>> start

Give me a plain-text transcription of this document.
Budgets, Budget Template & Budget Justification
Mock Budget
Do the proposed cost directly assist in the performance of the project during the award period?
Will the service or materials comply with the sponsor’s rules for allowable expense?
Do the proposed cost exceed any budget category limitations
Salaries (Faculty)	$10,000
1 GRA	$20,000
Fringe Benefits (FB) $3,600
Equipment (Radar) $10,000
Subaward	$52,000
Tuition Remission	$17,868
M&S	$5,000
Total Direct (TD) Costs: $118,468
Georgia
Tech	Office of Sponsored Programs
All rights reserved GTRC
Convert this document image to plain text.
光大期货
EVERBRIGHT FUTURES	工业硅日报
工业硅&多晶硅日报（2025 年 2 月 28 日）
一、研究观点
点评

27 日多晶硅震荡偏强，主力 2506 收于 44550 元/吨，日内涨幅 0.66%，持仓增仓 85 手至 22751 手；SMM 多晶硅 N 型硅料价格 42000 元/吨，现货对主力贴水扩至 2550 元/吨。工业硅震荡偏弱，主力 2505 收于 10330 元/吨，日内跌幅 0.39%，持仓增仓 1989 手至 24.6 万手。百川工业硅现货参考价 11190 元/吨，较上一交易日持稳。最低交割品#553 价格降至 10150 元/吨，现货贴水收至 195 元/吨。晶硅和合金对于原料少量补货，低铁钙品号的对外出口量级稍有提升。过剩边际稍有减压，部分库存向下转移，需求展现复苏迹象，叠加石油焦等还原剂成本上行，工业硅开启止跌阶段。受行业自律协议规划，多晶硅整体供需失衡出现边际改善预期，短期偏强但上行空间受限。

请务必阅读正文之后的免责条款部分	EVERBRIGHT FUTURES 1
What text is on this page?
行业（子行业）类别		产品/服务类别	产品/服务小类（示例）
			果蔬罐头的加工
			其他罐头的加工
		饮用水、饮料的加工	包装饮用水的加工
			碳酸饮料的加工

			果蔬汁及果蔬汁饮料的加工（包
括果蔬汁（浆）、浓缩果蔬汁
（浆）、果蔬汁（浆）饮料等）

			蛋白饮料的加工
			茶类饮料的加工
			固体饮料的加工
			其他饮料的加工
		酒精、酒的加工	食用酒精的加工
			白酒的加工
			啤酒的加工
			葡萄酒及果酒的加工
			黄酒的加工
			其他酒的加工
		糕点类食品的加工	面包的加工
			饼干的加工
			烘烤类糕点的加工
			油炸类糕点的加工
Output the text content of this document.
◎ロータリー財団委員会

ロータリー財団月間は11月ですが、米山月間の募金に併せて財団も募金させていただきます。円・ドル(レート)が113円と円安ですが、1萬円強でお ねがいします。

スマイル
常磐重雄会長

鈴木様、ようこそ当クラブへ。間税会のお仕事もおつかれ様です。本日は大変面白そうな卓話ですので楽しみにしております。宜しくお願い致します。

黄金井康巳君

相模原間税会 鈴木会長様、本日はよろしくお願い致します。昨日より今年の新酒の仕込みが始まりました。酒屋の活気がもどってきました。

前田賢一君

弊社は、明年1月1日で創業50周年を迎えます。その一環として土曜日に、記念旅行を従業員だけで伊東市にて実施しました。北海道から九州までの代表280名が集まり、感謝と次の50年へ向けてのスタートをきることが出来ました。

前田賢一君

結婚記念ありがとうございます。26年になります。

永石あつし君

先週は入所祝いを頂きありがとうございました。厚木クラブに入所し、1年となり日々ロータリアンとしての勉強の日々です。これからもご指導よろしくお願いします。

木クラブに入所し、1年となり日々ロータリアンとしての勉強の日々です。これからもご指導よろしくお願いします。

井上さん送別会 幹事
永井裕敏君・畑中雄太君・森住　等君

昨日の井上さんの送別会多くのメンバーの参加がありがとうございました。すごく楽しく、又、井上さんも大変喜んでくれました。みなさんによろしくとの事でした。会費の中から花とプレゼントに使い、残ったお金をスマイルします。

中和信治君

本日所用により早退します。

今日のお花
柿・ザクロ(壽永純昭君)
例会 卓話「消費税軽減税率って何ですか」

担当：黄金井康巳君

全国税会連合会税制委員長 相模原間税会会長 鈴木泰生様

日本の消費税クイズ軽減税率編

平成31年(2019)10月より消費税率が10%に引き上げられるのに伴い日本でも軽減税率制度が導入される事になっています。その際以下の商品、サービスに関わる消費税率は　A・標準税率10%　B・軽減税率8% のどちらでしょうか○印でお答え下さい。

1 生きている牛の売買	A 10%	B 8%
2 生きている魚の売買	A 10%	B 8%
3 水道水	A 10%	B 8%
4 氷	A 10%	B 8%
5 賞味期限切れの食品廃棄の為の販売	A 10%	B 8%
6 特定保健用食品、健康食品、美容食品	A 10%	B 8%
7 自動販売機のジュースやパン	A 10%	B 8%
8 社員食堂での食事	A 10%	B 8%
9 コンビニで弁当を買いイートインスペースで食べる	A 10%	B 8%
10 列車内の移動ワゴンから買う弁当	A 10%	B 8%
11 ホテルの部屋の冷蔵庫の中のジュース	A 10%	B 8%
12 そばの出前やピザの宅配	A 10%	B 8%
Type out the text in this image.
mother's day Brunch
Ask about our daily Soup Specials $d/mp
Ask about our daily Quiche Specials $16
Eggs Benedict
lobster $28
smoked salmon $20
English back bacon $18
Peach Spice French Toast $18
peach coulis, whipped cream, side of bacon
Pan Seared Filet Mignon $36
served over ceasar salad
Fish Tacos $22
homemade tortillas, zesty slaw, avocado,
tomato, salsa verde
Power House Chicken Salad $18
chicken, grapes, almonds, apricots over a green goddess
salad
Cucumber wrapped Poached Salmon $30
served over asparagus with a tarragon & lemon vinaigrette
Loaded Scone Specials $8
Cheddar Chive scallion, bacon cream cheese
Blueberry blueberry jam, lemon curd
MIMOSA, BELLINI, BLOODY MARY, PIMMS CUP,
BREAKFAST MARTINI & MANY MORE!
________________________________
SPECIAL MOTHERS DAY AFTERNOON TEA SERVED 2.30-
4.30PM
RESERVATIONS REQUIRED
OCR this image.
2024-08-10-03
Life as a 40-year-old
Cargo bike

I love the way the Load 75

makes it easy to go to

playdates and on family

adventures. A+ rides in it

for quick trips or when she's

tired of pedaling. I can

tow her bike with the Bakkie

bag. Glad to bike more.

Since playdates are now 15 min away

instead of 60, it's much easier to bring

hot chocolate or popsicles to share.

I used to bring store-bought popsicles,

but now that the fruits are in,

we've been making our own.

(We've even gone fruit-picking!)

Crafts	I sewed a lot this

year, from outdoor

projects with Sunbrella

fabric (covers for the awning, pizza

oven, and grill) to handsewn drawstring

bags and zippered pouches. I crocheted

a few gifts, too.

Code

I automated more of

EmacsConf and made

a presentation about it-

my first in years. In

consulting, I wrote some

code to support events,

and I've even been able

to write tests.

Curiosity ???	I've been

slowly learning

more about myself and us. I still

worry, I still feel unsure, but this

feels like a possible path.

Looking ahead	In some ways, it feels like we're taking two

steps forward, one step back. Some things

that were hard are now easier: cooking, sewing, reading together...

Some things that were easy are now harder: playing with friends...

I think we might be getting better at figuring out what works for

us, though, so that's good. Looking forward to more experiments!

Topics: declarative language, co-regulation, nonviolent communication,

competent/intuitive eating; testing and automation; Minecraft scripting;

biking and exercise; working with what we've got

>> end

> Requirements
From the records above, extract everything verbatim.

> Result
Give me a plain-text transcription of this document.
Budgets, Budget Template & Budget Justification
Mock Budget
Do the proposed cost directly assist in the performance of the project during the award period?
Will the service or materials comply with the sponsor’s rules for allowable expense?
Do the proposed cost exceed any budget category limitations
Salaries (Faculty)	$10,000
1 GRA	$20,000
Fringe Benefits (FB) $3,600
Equipment (Radar) $10,000
Subaward	$52,000
Tuition Remission	$17,868
M&S	$5,000
Total Direct (TD) Costs: $118,468
Georgia
Tech	Office of Sponsored Programs
All rights reserved GTRC
Convert this document image to plain text.
光大期货
EVERBRIGHT FUTURES	工业硅日报
工业硅&多晶硅日报（2025 年 2 月 28 日）
一、研究观点
点评

27 日多晶硅震荡偏强，主力 2506 收于 44550 元/吨，日内涨幅 0.66%，持仓增仓 85 手至 22751 手；SMM 多晶硅 N 型硅料价格 42000 元/吨，现货对主力贴水扩至 2550 元/吨。工业硅震荡偏弱，主力 2505 收于 10330 元/吨，日内跌幅 0.39%，持仓增仓 1989 手至 24.6 万手。百川工业硅现货参考价 11190 元/吨，较上一交易日持稳。最低交割品#553 价格降至 10150 元/吨，现货贴水收至 195 元/吨。晶硅和合金对于原料少量补货，低铁钙品号的对外出口量级稍有提升。过剩边际稍有减压，部分库存向下转移，需求展现复苏迹象，叠加石油焦等还原剂成本上行，工业硅开启止跌阶段。受行业自律协议规划，多晶硅整体供需失衡出现边际改善预期，短期偏强但上行空间受限。

请务必阅读正文之后的免责条款部分	EVERBRIGHT FUTURES 1
What text is on this page?
行业（子行业）类别		产品/服务类别	产品/服务小类（示例）
			果蔬罐头的加工
			其他罐头的加工
		饮用水、饮料的加工	包装饮用水的加工
			碳酸饮料的加工

			果蔬汁及果蔬汁饮料的加工（包
括果蔬汁（浆）、浓缩果蔬汁
（浆）、果蔬汁（浆）饮料等）

			蛋白饮料的加工
			茶类饮料的加工
			固体饮料的加工
			其他饮料的加工
		酒精、酒的加工	食用酒精的加工
			白酒的加工
			啤酒的加工
			葡萄酒及果酒的加工
			黄酒的加工
			其他酒的加工
		糕点类食品的加工	面包的加工
			饼干的加工
			烘烤类糕点的加工
			油炸类糕点的加工
Output the text content of this document.
◎ロータリー財団委員会

ロータリー財団月間は11月ですが、米山月間の募金に併せて財団も募金させていただきます。円・ドル(レート)が113円と円安ですが、1萬円強でお ねがいします。

スマイル
常磐重雄会長

鈴木様、ようこそ当クラブへ。間税会のお仕事もおつかれ様です。本日は大変面白そうな卓話ですので楽しみにしております。宜しくお願い致します。

黄金井康巳君

相模原間税会 鈴木会長様、本日はよろしくお願い致します。昨日より今年の新酒の仕込みが始まりました。酒屋の活気がもどってきました。

前田賢一君

弊社は、明年1月1日で創業50周年を迎えます。その一環として土曜日に、記念旅行を従業員だけで伊東市にて実施しました。北海道から九州までの代表280名が集まり、感謝と次の50年へ向けてのスタートをきることが出来ました。

前田賢一君

結婚記念ありがとうございます。26年になります。

永石あつし君

先週は入所祝いを頂きありがとうございました。厚木クラブに入所し、1年となり日々ロータリアンとしての勉強の日々です。これからもご指導よろしくお願いします。

木クラブに入所し、1年となり日々ロータリアンとしての勉強の日々です。これからもご指導よろしくお願いします。

井上さん送別会 幹事
永井裕敏君・畑中雄太君・森住　等君

昨日の井上さんの送別会多くのメンバーの参加がありがとうございました。すごく楽しく、又、井上さんも大変喜んでくれました。みなさんによろしくとの事でした。会費の中から花とプレゼントに使い、残ったお金をスマイルします。

中和信治君

本日所用により早退します。

今日のお花
柿・ザクロ(壽永純昭君)
例会 卓話「消費税軽減税率って何ですか」

担当：黄金井康巳君

全国税会連合会税制委員長 相模原間税会会長 鈴木泰生様

日本の消費税クイズ軽減税率編

平成31年(2019)10月より消費税率が10%に引き上げられるのに伴い日本でも軽減税率制度が導入される事になっています。その際以下の商品、サービスに関わる消費税率は　A・標準税率10%　B・軽減税率8% のどちらでしょうか○印でお答え下さい。

1 生きている牛の売買	A 10%	B 8%
2 生きている魚の売買	A 10%	B 8%
3 水道水	A 10%	B 8%
4 氷	A 10%	B 8%
5 賞味期限切れの食品廃棄の為の販売	A 10%	B 8%
6 特定保健用食品、健康食品、美容食品	A 10%	B 8%
7 自動販売機のジュースやパン	A 10%	B 8%
8 社員食堂での食事	A 10%	B 8%
9 コンビニで弁当を買いイートインスペースで食べる	A 10%	B 8%
10 列車内の移動ワゴンから買う弁当	A 10%	B 8%
11 ホテルの部屋の冷蔵庫の中のジュース	A 10%	B 8%
12 そばの出前やピザの宅配	A 10%	B 8%
Type out the text in this image.
mother's day Brunch
Ask about our daily Soup Specials $d/mp
Ask about our daily Quiche Specials $16
Eggs Benedict
lobster $28
smoked salmon $20
English back bacon $18
Peach Spice French Toast $18
peach coulis, whipped cream, side of bacon
Pan Seared Filet Mignon $36
served over ceasar salad
Fish Tacos $22
homemade tortillas, zesty slaw, avocado,
tomato, salsa verde
Power House Chicken Salad $18
chicken, grapes, almonds, apricots over a green goddess
salad
Cucumber wrapped Poached Salmon $30
served over asparagus with a tarragon & lemon vinaigrette
Loaded Scone Specials $8
Cheddar Chive scallion, bacon cream cheese
Blueberry blueberry jam, lemon curd
MIMOSA, BELLINI, BLOODY MARY, PIMMS CUP,
BREAKFAST MARTINI & MANY MORE!
________________________________
SPECIAL MOTHERS DAY AFTERNOON TEA SERVED 2.30-
4.30PM
RESERVATIONS REQUIRED
OCR this image.
2024-08-10-03
Life as a 40-year-old
Cargo bike

I love the way the Load 75

makes it easy to go to

playdates and on family

adventures. A+ rides in it

for quick trips or when she's

tired of pedaling. I can

tow her bike with the Bakkie

bag. Glad to bike more.

Since playdates are now 15 min away

instead of 60, it's much easier to bring

hot chocolate or popsicles to share.

I used to bring store-bought popsicles,

but now that the fruits are in,

we've been making our own.

(We've even gone fruit-picking!)

Crafts	I sewed a lot this

year, from outdoor

projects with Sunbrella

fabric (covers for the awning, pizza

oven, and grill) to handsewn drawstring

bags and zippered pouches. I crocheted

a few gifts, too.

Code

I automated more of

EmacsConf and made

a presentation about it-

my first in years. In

consulting, I wrote some

code to support events,

and I've even been able

to write tests.

Curiosity ???	I've been

slowly learning

more about myself and us. I still

worry, I still feel unsure, but this

feels like a possible path.

Looking ahead	In some ways, it feels like we're taking two

steps forward, one step back. Some things

that were hard are now easier: cooking, sewing, reading together...

Some things that were easy are now harder: playing with friends...

I think we might be getting better at figuring out what works for

us, though, so that's good. Looking forward to more experiments!

Topics: declarative language, co-regulation, nonviolent communication,

competent/intuitive eating; testing and automation; Minecraft scripting;

biking and exercise; working with what we've got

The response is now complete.